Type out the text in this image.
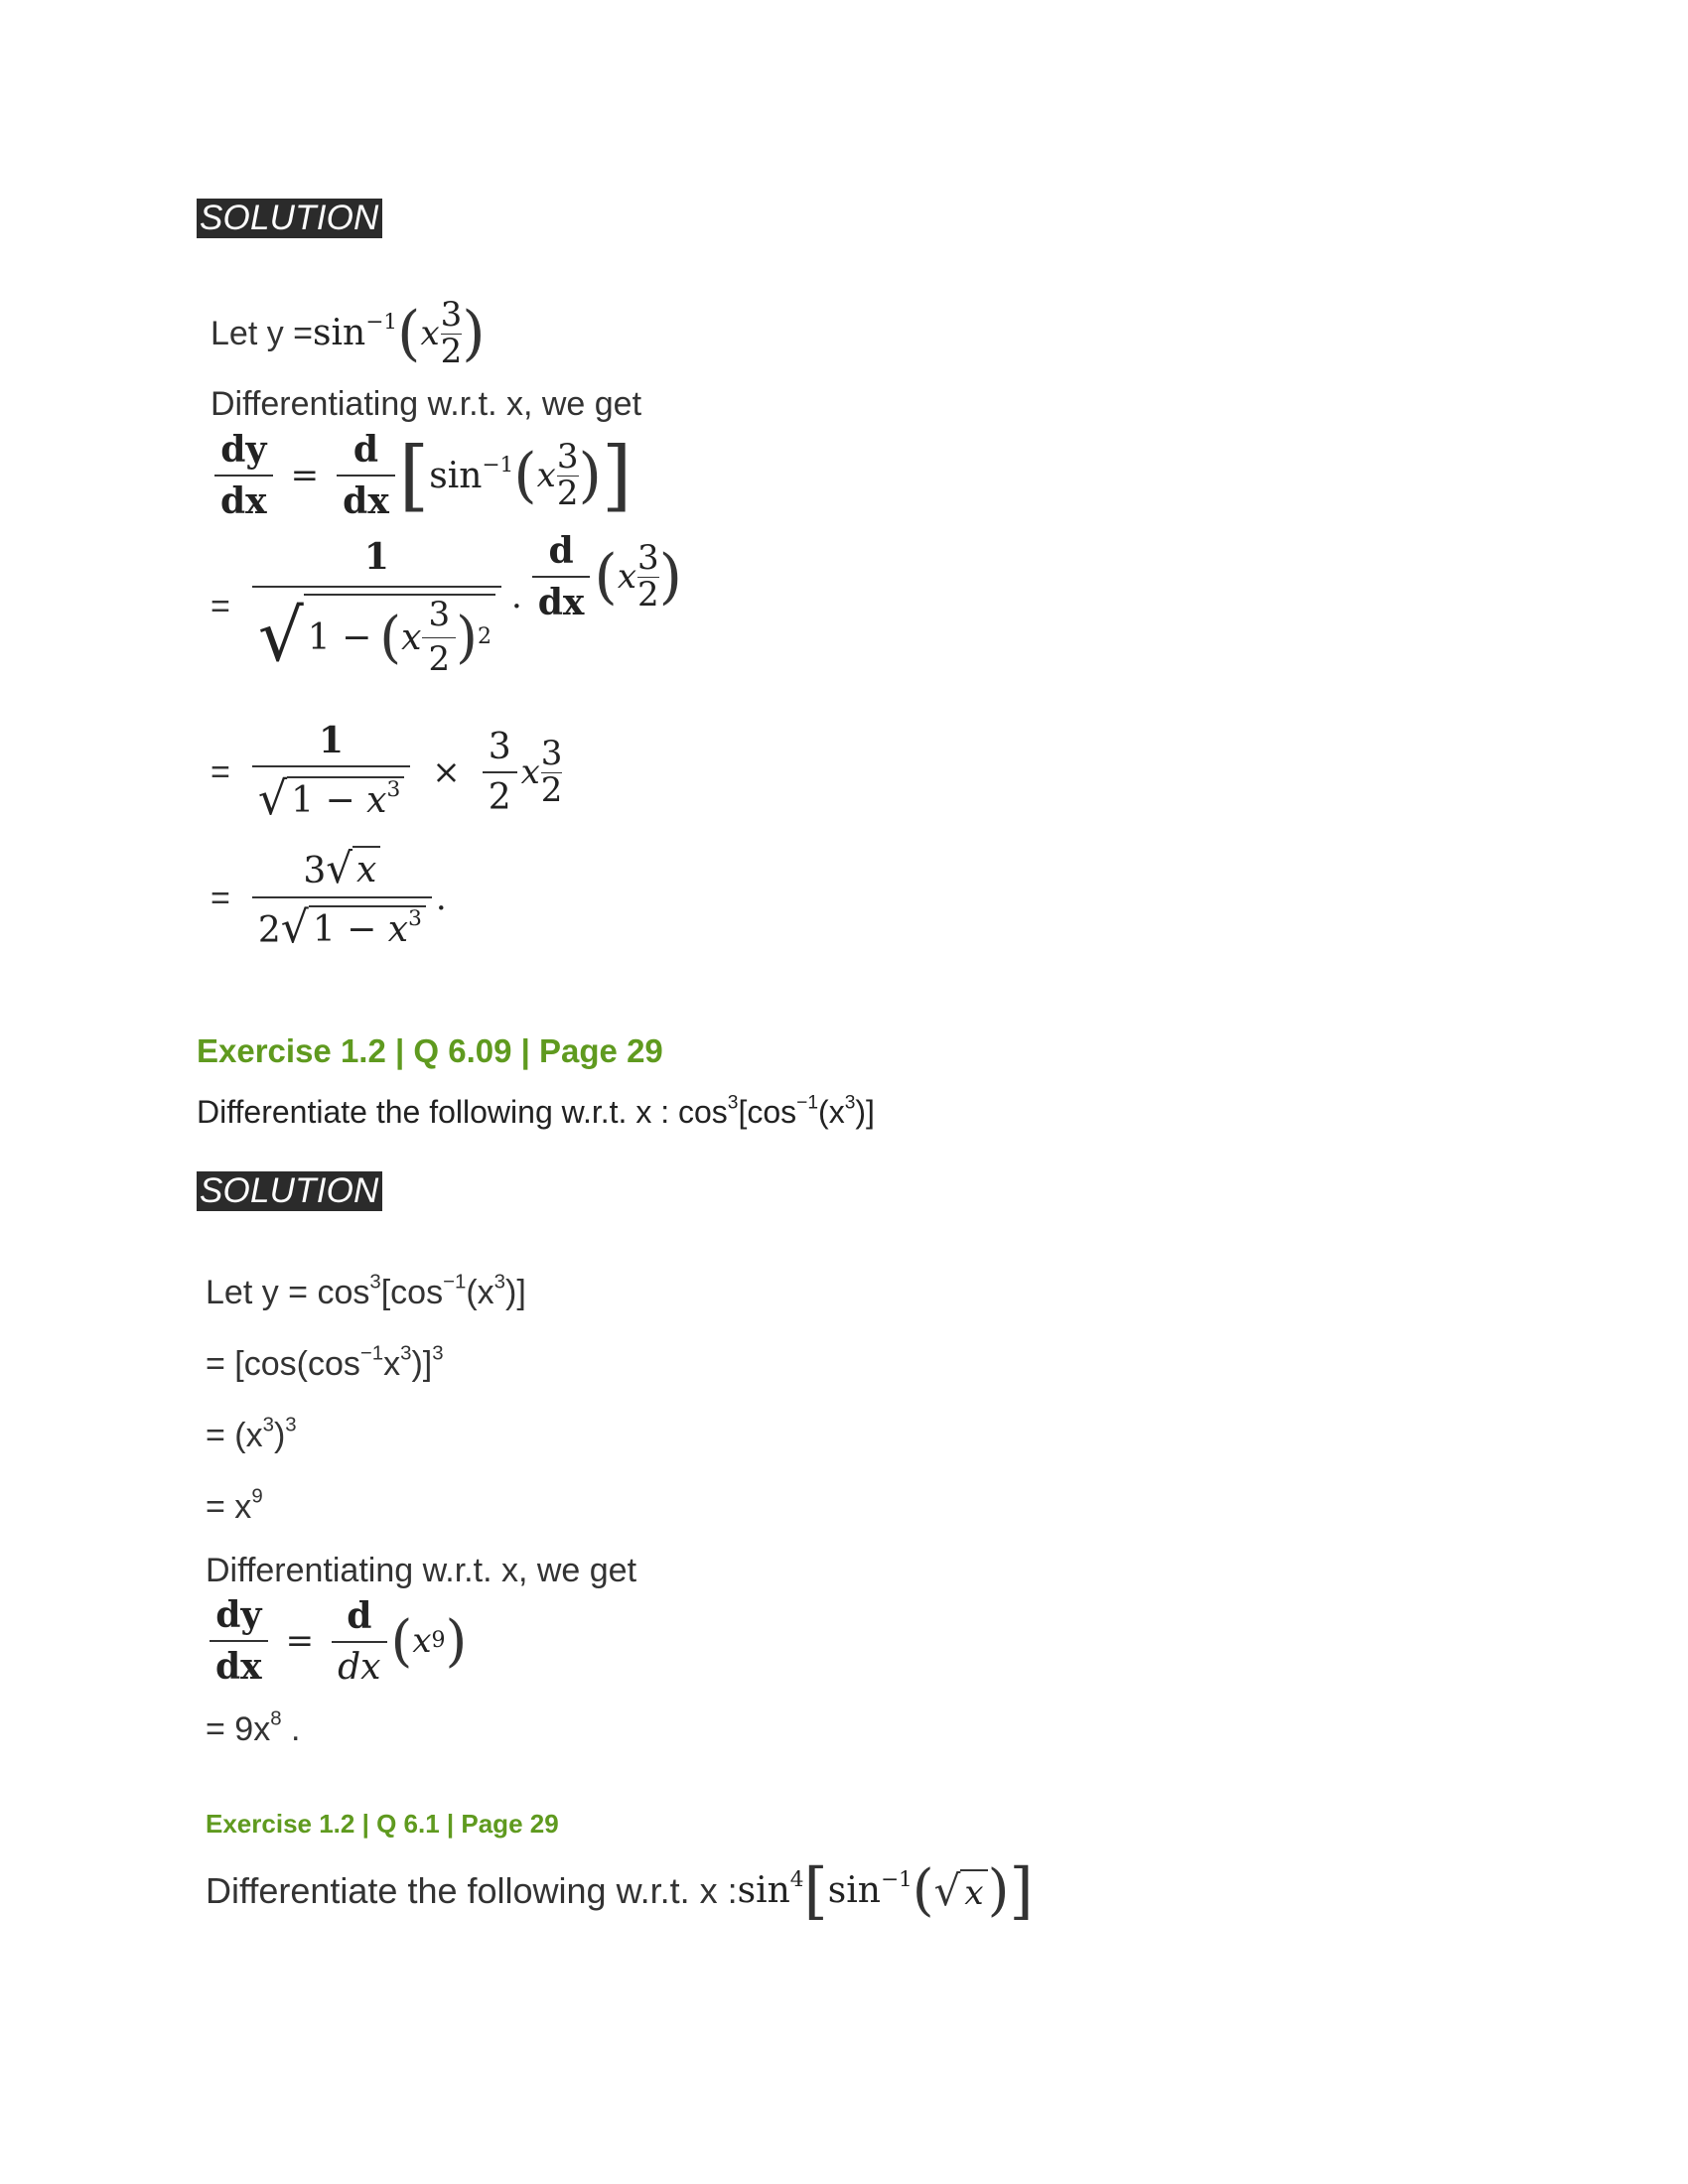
SOLUTION
Let $y = \sin^{-1}$ ( x $\frac{3}{2}$ )
Differentiating w.r.t. x, we get
$\frac{dy}{dx} = \frac{d}{dx}$ [ $\sin^{-1}$ ( x $\frac{3}{2}$ ) ]
=
1
√ 1 − ( x $\frac{3}{2}$ ) 2
· $\frac{d}{dx}$ ( x $\frac{3}{2}$ )
= $\frac{1}{√ 1 - x^3} \times \frac{3}{2}$ x $\frac{3}{2}$
= $\frac{3 √ x}{2 √ 1 - x^3}$ .
Exercise 1.2 | Q 6.09 | Page 29
Differentiate the following w.r.t. x : $\cos^3[\cos^{-1}(x^3)]$
SOLUTION
Let $y = \cos^3[\cos^{-1}(x^3)]$
= $[\cos(\cos^{-1}x^3)]^3$
= $(x^3)^3$
= $x^9$
Differentiating w.r.t. x, we get
$\frac{dy}{dx} = \frac{d}{dx}$ ( x 9 )
= $9x^8$ .
Exercise 1.2 | Q 6.1 | Page 29
Differentiate the following w.r.t. x : $\sin^4$ [ $\sin^{-1}$ ( √ x ) ]
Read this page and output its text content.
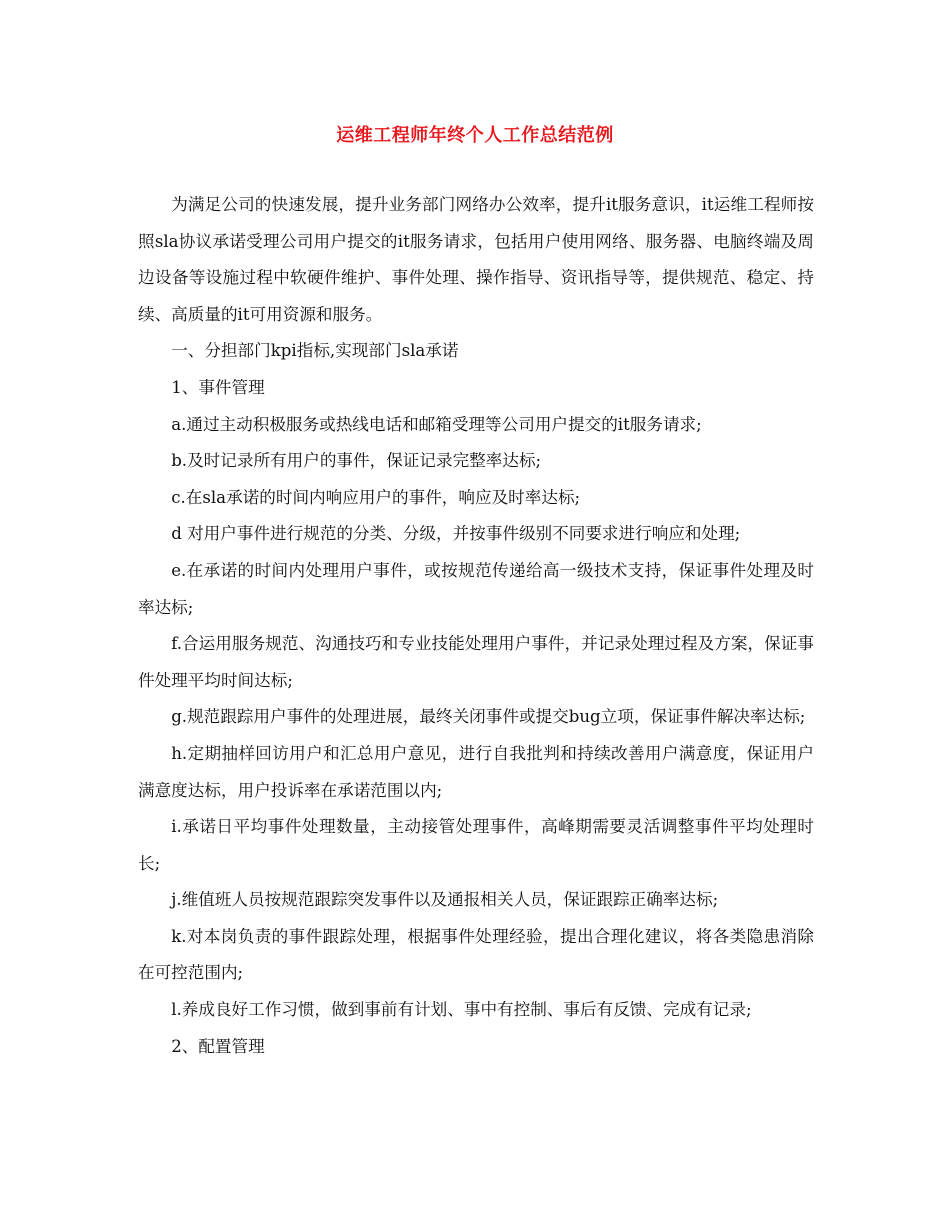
运维工程师年终个人工作总结范例

为满足公司的快速发展，提升业务部门网络办公效率，提升it服务意识，it运维工程师按照sla协议承诺受理公司用户提交的it服务请求，包括用户使用网络、服务器、电脑终端及周边设备等设施过程中软硬件维护、事件处理、操作指导、资讯指导等，提供规范、稳定、持续、高质量的it可用资源和服务。

一、分担部门kpi指标,实现部门sla承诺

1、事件管理

a.通过主动积极服务或热线电话和邮箱受理等公司用户提交的it服务请求;

b.及时记录所有用户的事件，保证记录完整率达标;

c.在sla承诺的时间内响应用户的事件，响应及时率达标;

d 对用户事件进行规范的分类、分级，并按事件级别不同要求进行响应和处理;

e.在承诺的时间内处理用户事件，或按规范传递给高一级技术支持，保证事件处理及时率达标;

f.合运用服务规范、沟通技巧和专业技能处理用户事件，并记录处理过程及方案，保证事件处理平均时间达标;

g.规范跟踪用户事件的处理进展，最终关闭事件或提交bug立项，保证事件解决率达标;

h.定期抽样回访用户和汇总用户意见，进行自我批判和持续改善用户满意度，保证用户满意度达标，用户投诉率在承诺范围以内;

i.承诺日平均事件处理数量，主动接管处理事件，高峰期需要灵活调整事件平均处理时长;

j.维值班人员按规范跟踪突发事件以及通报相关人员，保证跟踪正确率达标;

k.对本岗负责的事件跟踪处理，根据事件处理经验，提出合理化建议，将各类隐患消除在可控范围内;

l.养成良好工作习惯，做到事前有计划、事中有控制、事后有反馈、完成有记录;

2、配置管理
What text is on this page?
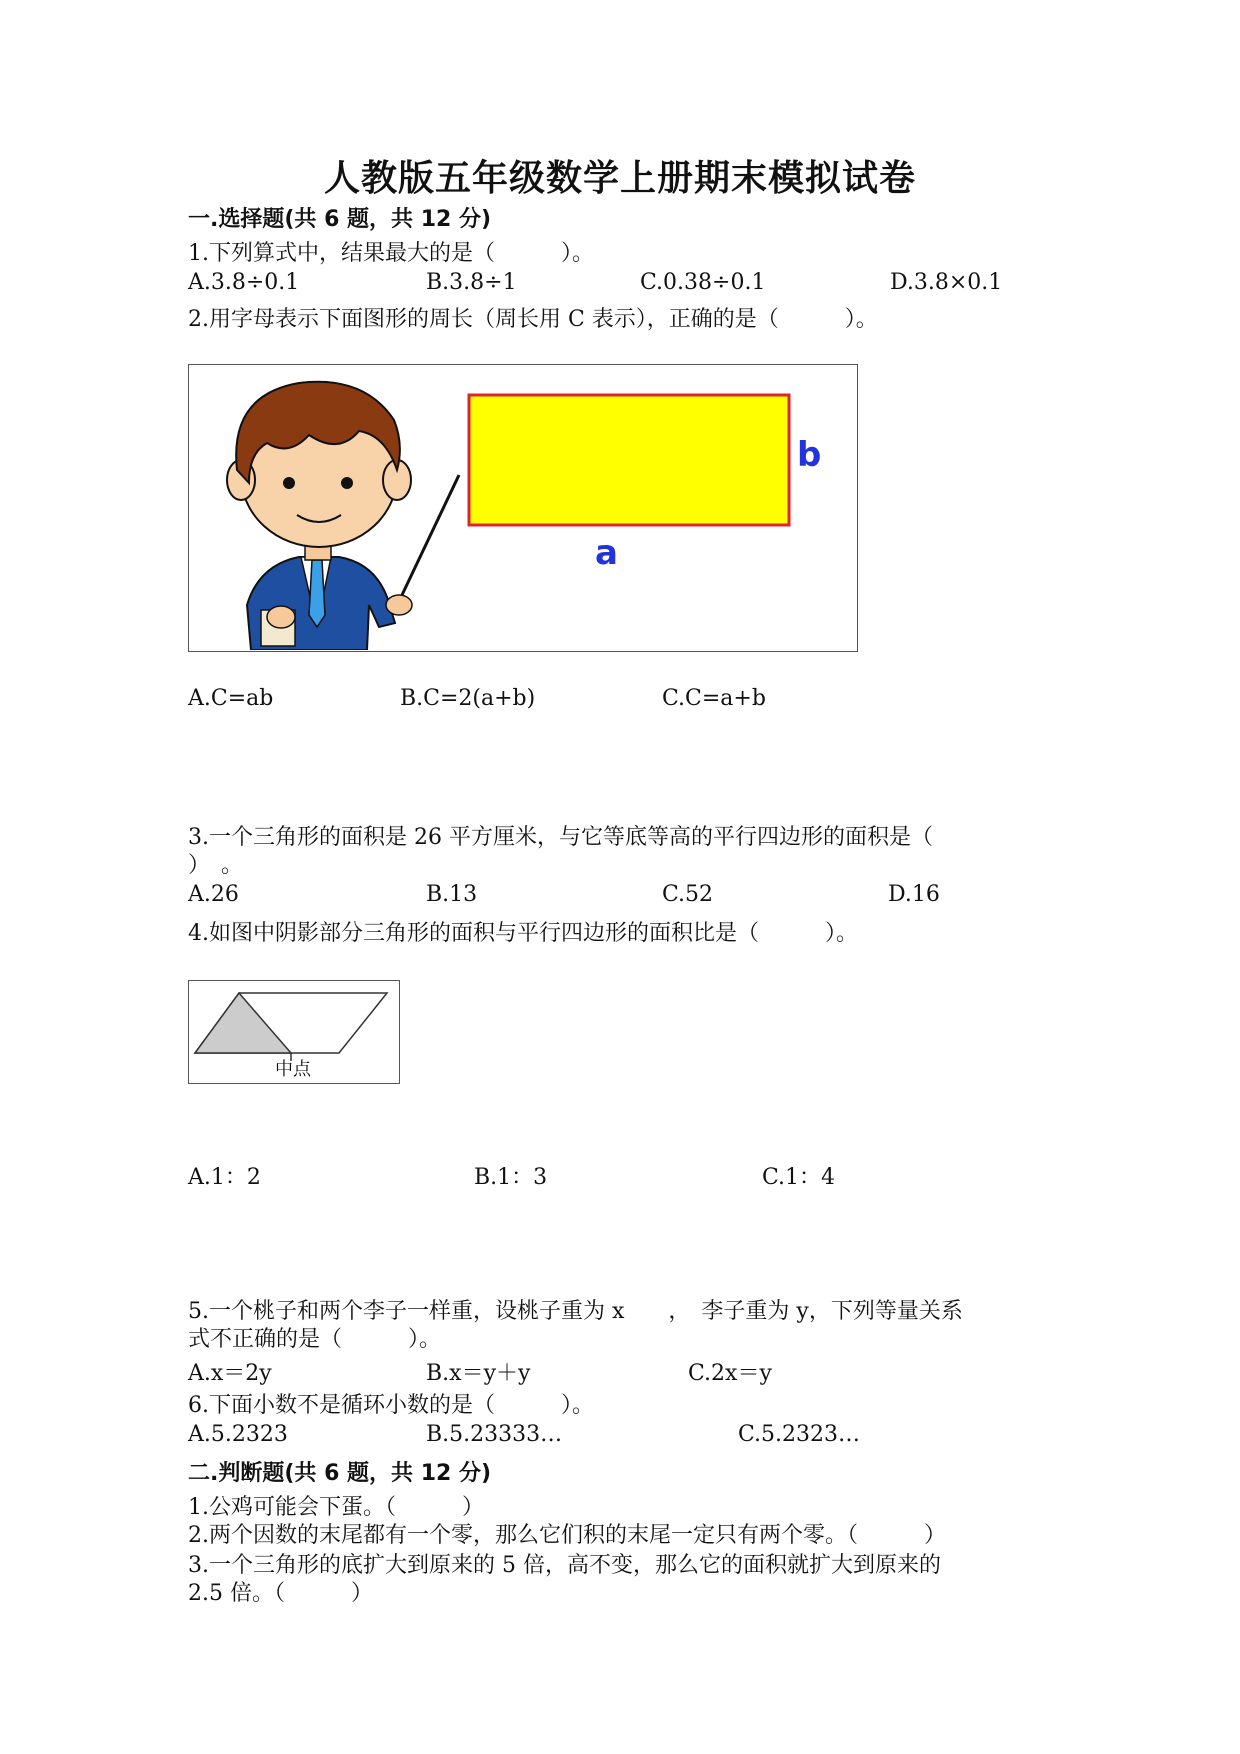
人教版五年级数学上册期末模拟试卷
一.选择题(共 6 题，共 12 分)
1.下列算式中，结果最大的是（　　　）。
A.3.8÷0.1	B.3.8÷1	C.0.38÷0.1	D.3.8×0.1
2.用字母表示下面图形的周长（周长用 C 表示），正确的是（　　　）。
b
a
A.C=ab	B.C=2(a+b)	C.C=a+b
3.一个三角形的面积是 26 平方厘米，与它等底等高的平行四边形的面积是（
）　。
A.26	B.13	C.52	D.16
4.如图中阴影部分三角形的面积与平行四边形的面积比是（　　　）。
中点
A.1：2	B.1：3	C.1：4
5.一个桃子和两个李子一样重，设桃子重为 x　　，　李子重为 y，下列等量关系
式不正确的是（　　　）。
A.x＝2y	B.x＝y＋y	C.2x＝y
6.下面小数不是循环小数的是（　　　）。
A.5.2323	B.5.23333…	C.5.2323…
二.判断题(共 6 题，共 12 分)
1.公鸡可能会下蛋。（　　　）
2.两个因数的末尾都有一个零，那么它们积的末尾一定只有两个零。（　　　）
3.一个三角形的底扩大到原来的 5 倍，高不变，那么它的面积就扩大到原来的
2.5 倍。（　　　）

■ ■ ■

### WORK TO BE COMPLETED
What comes back should match the records exactly, minus any pictures.

### WRITTEN SOLUTION
Type out the text in this image.
SOLUTION
Let $y = \sin^{-1}$ ( x $\frac{3}{2}$ )
Differentiating w.r.t. x, we get
$\frac{dy}{dx} = \frac{d}{dx}$ [ $\sin^{-1}$ ( x $\frac{3}{2}$ ) ]
=
1
√ 1 − ( x $\frac{3}{2}$ ) 2
· $\frac{d}{dx}$ ( x $\frac{3}{2}$ )
= $\frac{1}{√ 1 - x^3} \times \frac{3}{2}$ x $\frac{3}{2}$
= $\frac{3 √ x}{2 √ 1 - x^3}$ .
Exercise 1.2 | Q 6.09 | Page 29
Differentiate the following w.r.t. x : $\cos^3[\cos^{-1}(x^3)]$
SOLUTION
Let $y = \cos^3[\cos^{-1}(x^3)]$
= $[\cos(\cos^{-1}x^3)]^3$
= $(x^3)^3$
= $x^9$
Differentiating w.r.t. x, we get
$\frac{dy}{dx} = \frac{d}{dx}$ ( x 9 )
= $9x^8$ .
Exercise 1.2 | Q 6.1 | Page 29
Differentiate the following w.r.t. x : $\sin^4$ [ $\sin^{-1}$ ( √ x ) ]
Read this page and output its text content.
运维工程师年终个人工作总结范例

为满足公司的快速发展，提升业务部门网络办公效率，提升it服务意识，it运维工程师按照sla协议承诺受理公司用户提交的it服务请求，包括用户使用网络、服务器、电脑终端及周边设备等设施过程中软硬件维护、事件处理、操作指导、资讯指导等，提供规范、稳定、持续、高质量的it可用资源和服务。

一、分担部门kpi指标,实现部门sla承诺

1、事件管理

a.通过主动积极服务或热线电话和邮箱受理等公司用户提交的it服务请求;

b.及时记录所有用户的事件，保证记录完整率达标;

c.在sla承诺的时间内响应用户的事件，响应及时率达标;

d 对用户事件进行规范的分类、分级，并按事件级别不同要求进行响应和处理;

e.在承诺的时间内处理用户事件，或按规范传递给高一级技术支持，保证事件处理及时率达标;

f.合运用服务规范、沟通技巧和专业技能处理用户事件，并记录处理过程及方案，保证事件处理平均时间达标;

g.规范跟踪用户事件的处理进展，最终关闭事件或提交bug立项，保证事件解决率达标;

h.定期抽样回访用户和汇总用户意见，进行自我批判和持续改善用户满意度，保证用户满意度达标，用户投诉率在承诺范围以内;

i.承诺日平均事件处理数量，主动接管处理事件，高峰期需要灵活调整事件平均处理时长;

j.维值班人员按规范跟踪突发事件以及通报相关人员，保证跟踪正确率达标;

k.对本岗负责的事件跟踪处理，根据事件处理经验，提出合理化建议，将各类隐患消除在可控范围内;

l.养成良好工作习惯，做到事前有计划、事中有控制、事后有反馈、完成有记录;

2、配置管理
What text is on this page?
人教版五年级数学上册期末模拟试卷
一.选择题(共 6 题，共 12 分)
1.下列算式中，结果最大的是（　　　）。
A.3.8÷0.1	B.3.8÷1	C.0.38÷0.1	D.3.8×0.1
2.用字母表示下面图形的周长（周长用 C 表示），正确的是（　　　）。
b
a
A.C=ab	B.C=2(a+b)	C.C=a+b
3.一个三角形的面积是 26 平方厘米，与它等底等高的平行四边形的面积是（
）　。
A.26	B.13	C.52	D.16
4.如图中阴影部分三角形的面积与平行四边形的面积比是（　　　）。
中点
A.1：2	B.1：3	C.1：4
5.一个桃子和两个李子一样重，设桃子重为 x　　，　李子重为 y，下列等量关系
式不正确的是（　　　）。
A.x＝2y	B.x＝y＋y	C.2x＝y
6.下面小数不是循环小数的是（　　　）。
A.5.2323	B.5.23333…	C.5.2323…
二.判断题(共 6 题，共 12 分)
1.公鸡可能会下蛋。（　　　）
2.两个因数的末尾都有一个零，那么它们积的末尾一定只有两个零。（　　　）
3.一个三角形的底扩大到原来的 5 倍，高不变，那么它的面积就扩大到原来的
2.5 倍。（　　　）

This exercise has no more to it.